[Dataset items]
□ □ □ □ □ □ □

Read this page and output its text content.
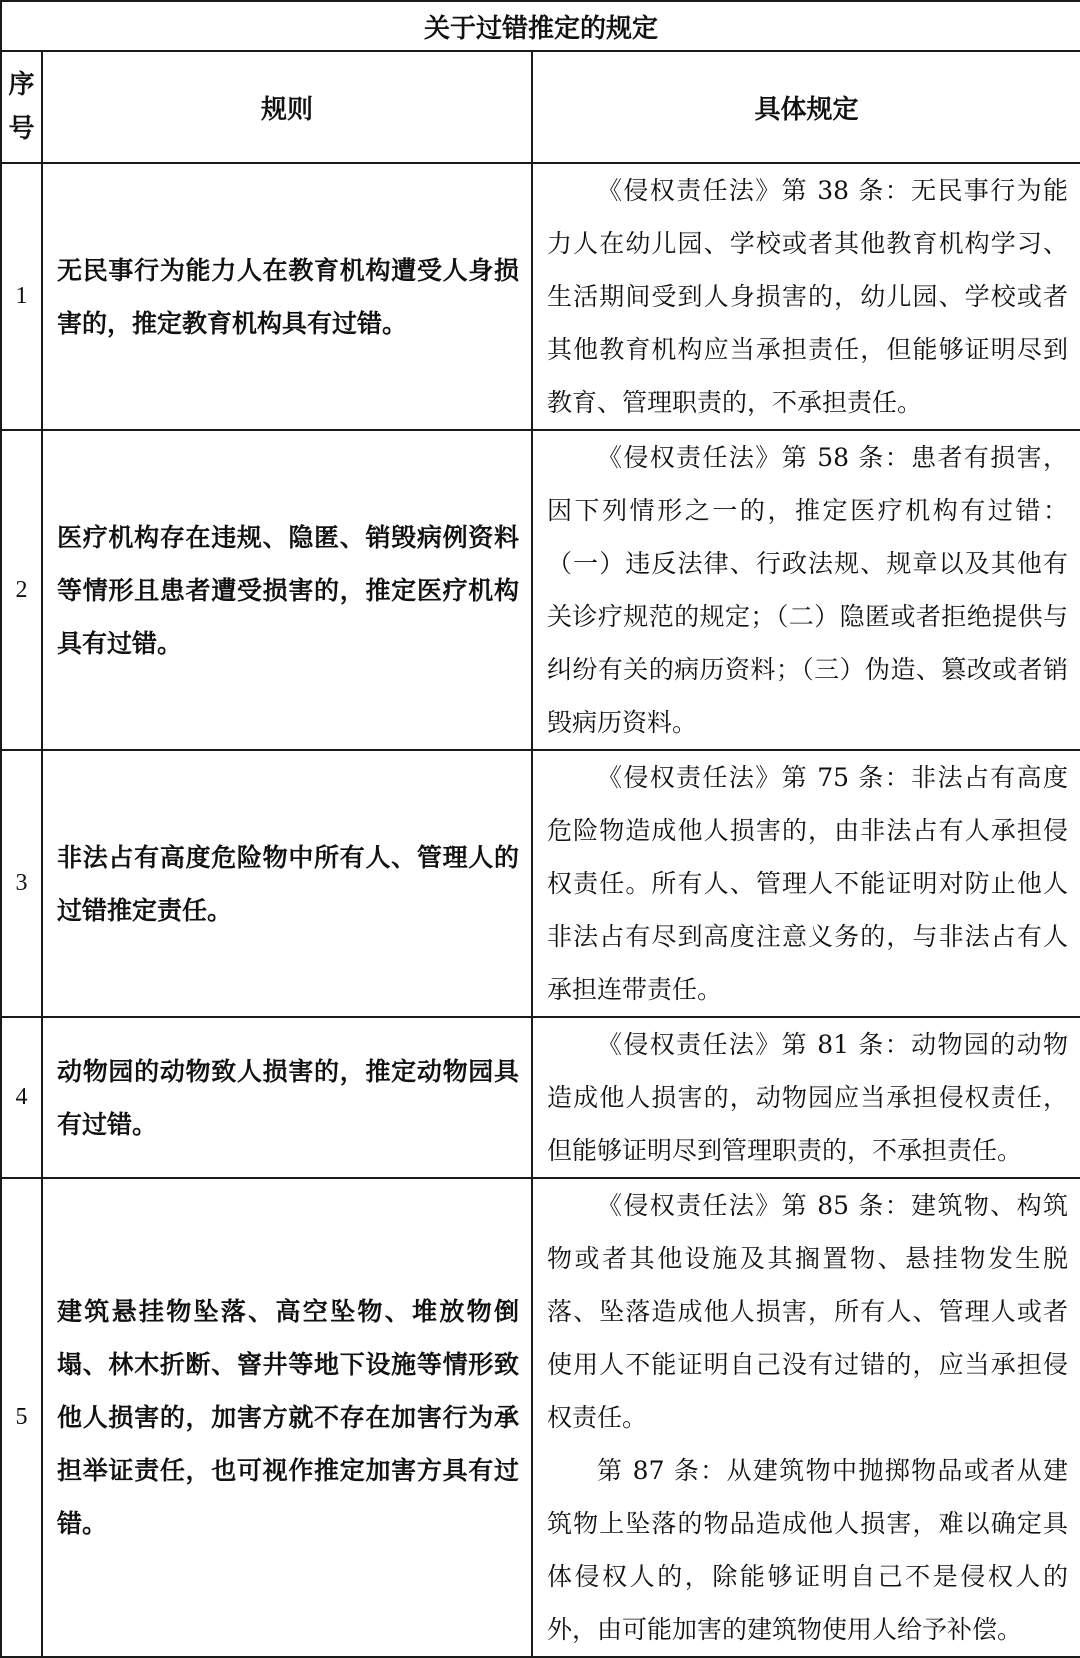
关于过错推定的规定		

序
号	规则	具体规定
1	无民事行为能力人在教育机构遭受人身损害的，推定教育机构具有过错。	《侵权责任法》第 38 条：无民事行为能力人在幼儿园、学校或者其他教育机构学习、生活期间受到人身损害的，幼儿园、学校或者其他教育机构应当承担责任，但能够证明尽到教育、管理职责的，不承担责任。

2	医疗机构存在违规、隐匿、销毁病例资料等情形且患者遭受损害的，推定医疗机构具有过错。	《侵权责任法》第 58 条：患者有损害，因下列情形之一的，推定医疗机构有过错：（一）违反法律、行政法规、规章以及其他有关诊疗规范的规定；（二）隐匿或者拒绝提供与纠纷有关的病历资料；（三）伪造、篡改或者销毁病历资料。

3	非法占有高度危险物中所有人、管理人的过错推定责任。	《侵权责任法》第 75 条：非法占有高度危险物造成他人损害的，由非法占有人承担侵权责任。所有人、管理人不能证明对防止他人非法占有尽到高度注意义务的，与非法占有人承担连带责任。

4	动物园的动物致人损害的，推定动物园具有过错。	《侵权责任法》第 81 条：动物园的动物造成他人损害的，动物园应当承担侵权责任，但能够证明尽到管理职责的，不承担责任。

5	建筑悬挂物坠落、高空坠物、堆放物倒塌、林木折断、窨井等地下设施等情形致他人损害的，加害方就不存在加害行为承担举证责任，也可视作推定加害方具有过错。	《侵权责任法》第 85 条：建筑物、构筑物或者其他设施及其搁置物、悬挂物发生脱落、坠落造成他人损害，所有人、管理人或者使用人不能证明自己没有过错的，应当承担侵权责任。

第 87 条：从建筑物中抛掷物品或者从建筑物上坠落的物品造成他人损害，难以确定具体侵权人的，除能够证明自己不是侵权人的外，由可能加害的建筑物使用人给予补偿。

□ □ □ □ □ □ □

*WHAT YOU NEED TO DO*.
Work through the records line by line and tally those holding "侵权责任法". Reply with the number alone.

*ANSWER BELOW*.
5